**DO THIS:**
Take the lines from the one with "OCR this image." to the end of the listing, both ends included, and quote them exactly, leaving pictures out.

**INPUT DATA:**
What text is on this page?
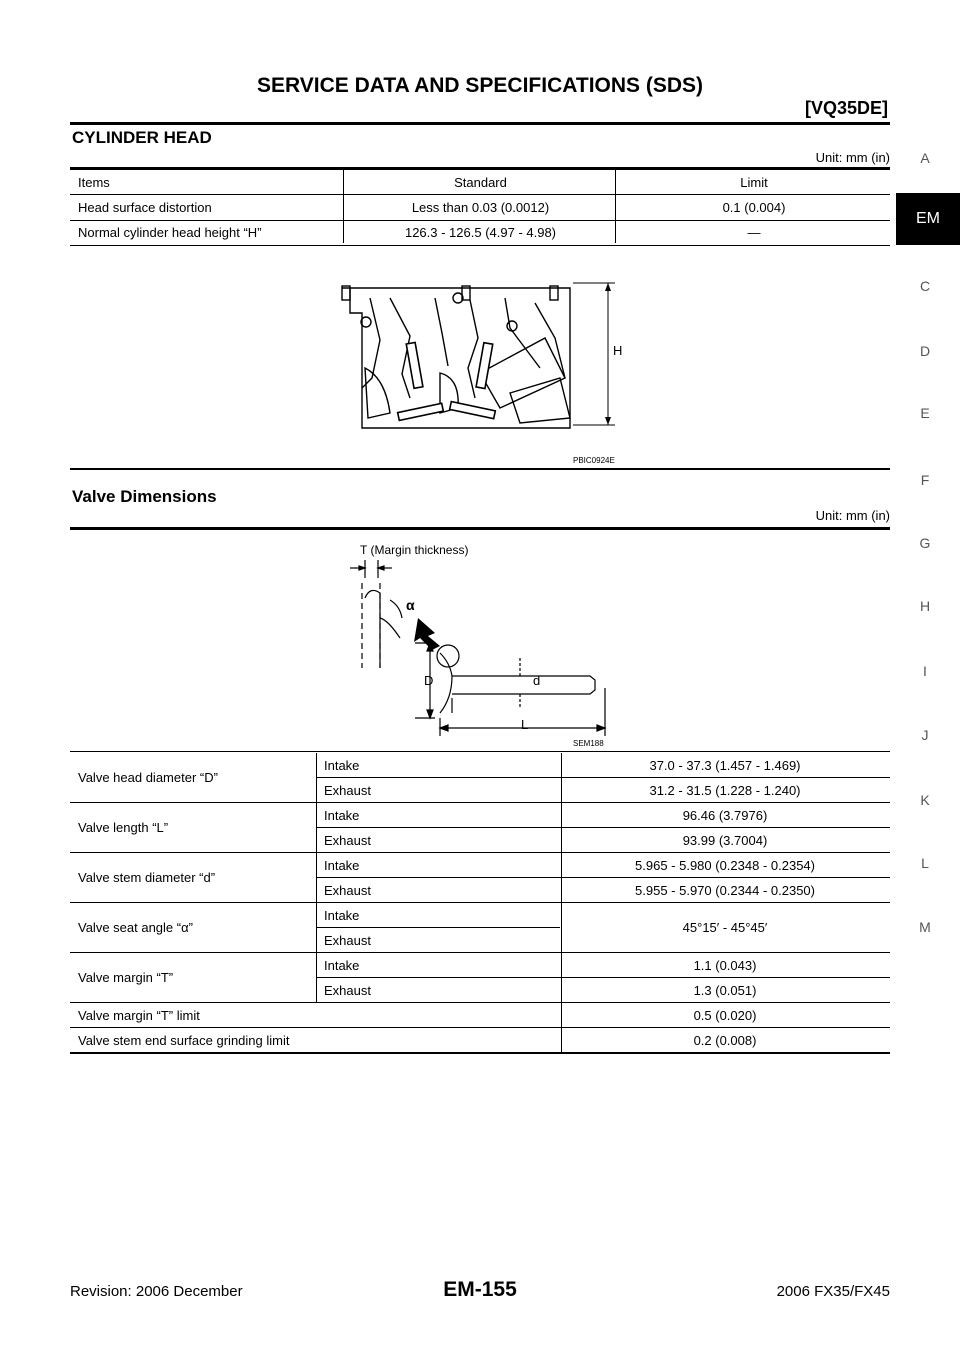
SERVICE DATA AND SPECIFICATIONS (SDS)
[VQ35DE]
A
EM
C
D
E
F
G
H
I
J
K
L
M
CYLINDER HEAD
Unit: mm (in)
Items	Standard	Limit
Head surface distortion	Less than 0.03 (0.0012)	0.1 (0.004)
Normal cylinder head height “H”	126.3 - 126.5 (4.97 - 4.98)	—
H
PBIC0924E
Valve Dimensions
Unit: mm (in)
T (Margin thickness)
α
D	d
L
SEM188
Valve head diameter “D”	Intake	37.0 - 37.3 (1.457 - 1.469)
	Exhaust	31.2 - 31.5 (1.228 - 1.240)
Valve length “L”	Intake	96.46 (3.7976)
	Exhaust	93.99 (3.7004)
Valve stem diameter “d”	Intake	5.965 - 5.980 (0.2348 - 0.2354)
	Exhaust	5.955 - 5.970 (0.2344 - 0.2350)
Valve seat angle “α”	Intake	45°15′ - 45°45′
	Exhaust	
Valve margin “T”	Intake	1.1 (0.043)
	Exhaust	1.3 (0.051)
Valve margin “T” limit		0.5 (0.020)
Valve stem end surface grinding limit		0.2 (0.008)
Revision: 2006 December	EM-155	2006 FX35/FX45
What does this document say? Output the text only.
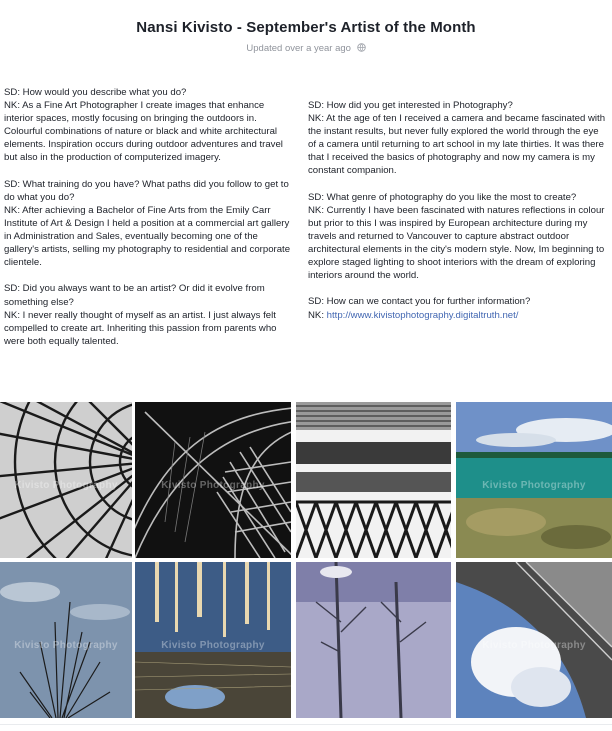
Nansi Kivisto - September's Artist of the Month
Updated over a year ago

SD: How would you describe what you do?

NK: As a Fine Art Photographer I create images that enhance interior spaces, mostly focusing on bringing the outdoors in. Colourful combinations of nature or black and white architectural elements. Inspiration occurs during outdoor adventures and travel but also in the production of computerized imagery.

SD: What training do you have? What paths did you follow to get to do what you do?

NK: After achieving a Bachelor of Fine Arts from the Emily Carr Institute of Art & Design I held a position at a commercial art gallery in Administration and Sales, eventually becoming one of the gallery's artists, selling my photography to residential and corporate clientele.

SD: Did you always want to be an artist? Or did it evolve from something else?

NK: I never really thought of myself as an artist. I just always felt compelled to create art. Inheriting this passion from parents who were both equally talented.

SD: How did you get interested in Photography?

NK: At the age of ten I received a camera and became fascinated with the instant results, but never fully explored the world through the eye of a camera until returning to art school in my late thirties. It was there that I received the basics of photography and now my camera is my constant companion.

SD: What genre of photography do you like the most to create?

NK: Currently I have been fascinated with natures reflections in colour but prior to this I was inspired by European architecture during my travels and returned to Vancouver to capture abstract outdoor architectural elements in the city's modern style. Now, Im beginning to explore staged lighting to shoot interiors with the dream of exploring interiors around the world.

SD: How can we contact you for further information?

NK: http://www.kivistophotography.digitaltruth.net/

Kivisto Photography	Kivisto Photography	Kivisto Photography
Kivisto Photography	Kivisto Photography	Kivisto Photography
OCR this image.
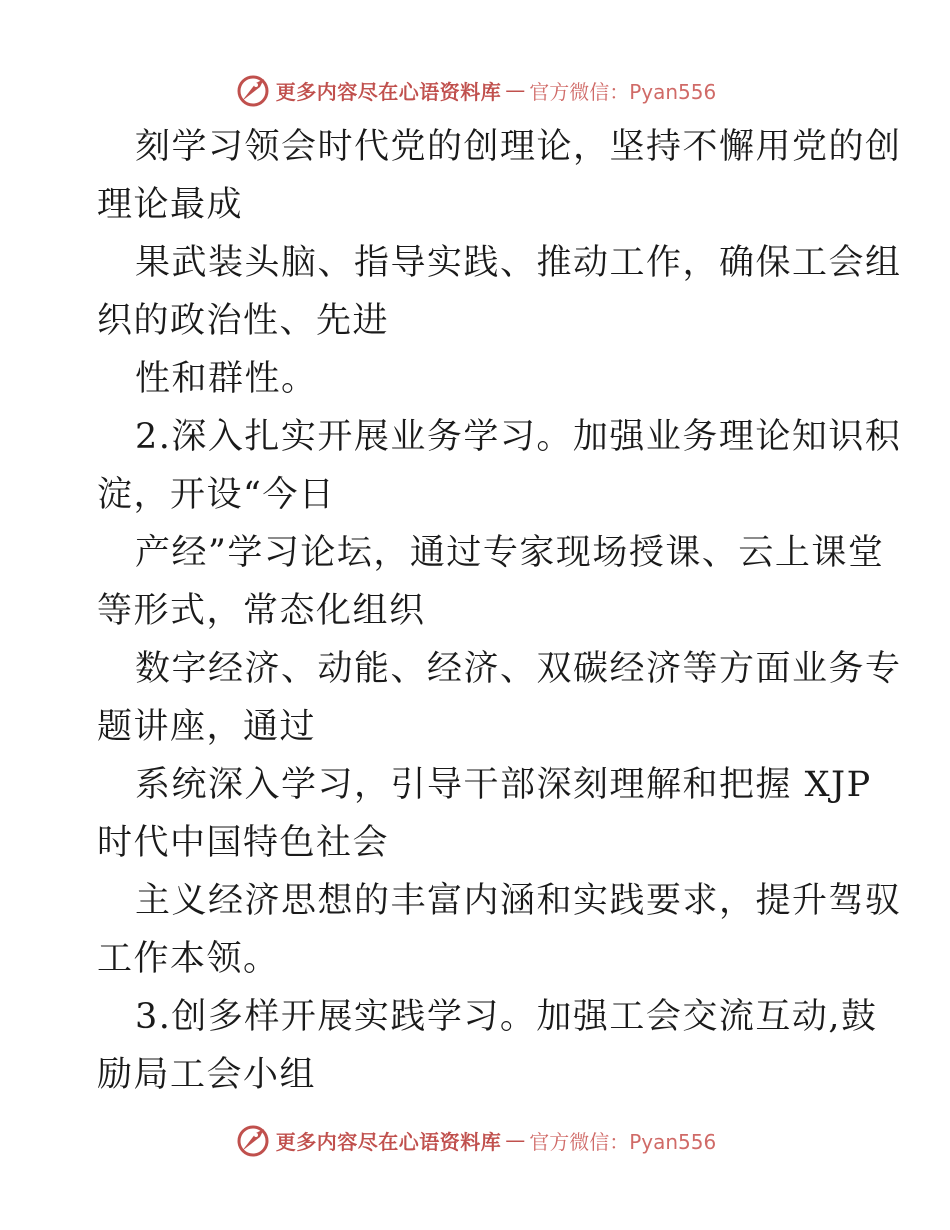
更多内容尽在心语资料库 — 官方微信：Pyan556
刻学习领会时代党的创理论，坚持不懈用党的创
理论最成
果武装头脑、指导实践、推动工作，确保工会组
织的政治性、先进
性和群性。
2.深入扎实开展业务学习。加强业务理论知识积
淀，开设“今日
产经”学习论坛，通过专家现场授课、云上课堂
等形式，常态化组织
数字经济、动能、经济、双碳经济等方面业务专
题讲座，通过
系统深入学习，引导干部深刻理解和把握 XJP
时代中国特色社会
主义经济思想的丰富内涵和实践要求，提升驾驭
工作本领。
3.创多样开展实践学习。加强工会交流互动,鼓
励局工会小组
更多内容尽在心语资料库 — 官方微信：Pyan556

**RESULT OF THIS TASK:**
OCR this image.
更多内容尽在心语资料库 — 官方微信：Pyan556
刻学习领会时代党的创理论，坚持不懈用党的创
理论最成
果武装头脑、指导实践、推动工作，确保工会组
织的政治性、先进
性和群性。
2.深入扎实开展业务学习。加强业务理论知识积
淀，开设“今日
产经”学习论坛，通过专家现场授课、云上课堂
等形式，常态化组织
数字经济、动能、经济、双碳经济等方面业务专
题讲座，通过
系统深入学习，引导干部深刻理解和把握 XJP
时代中国特色社会
主义经济思想的丰富内涵和实践要求，提升驾驭
工作本领。
3.创多样开展实践学习。加强工会交流互动,鼓
励局工会小组
更多内容尽在心语资料库 — 官方微信：Pyan556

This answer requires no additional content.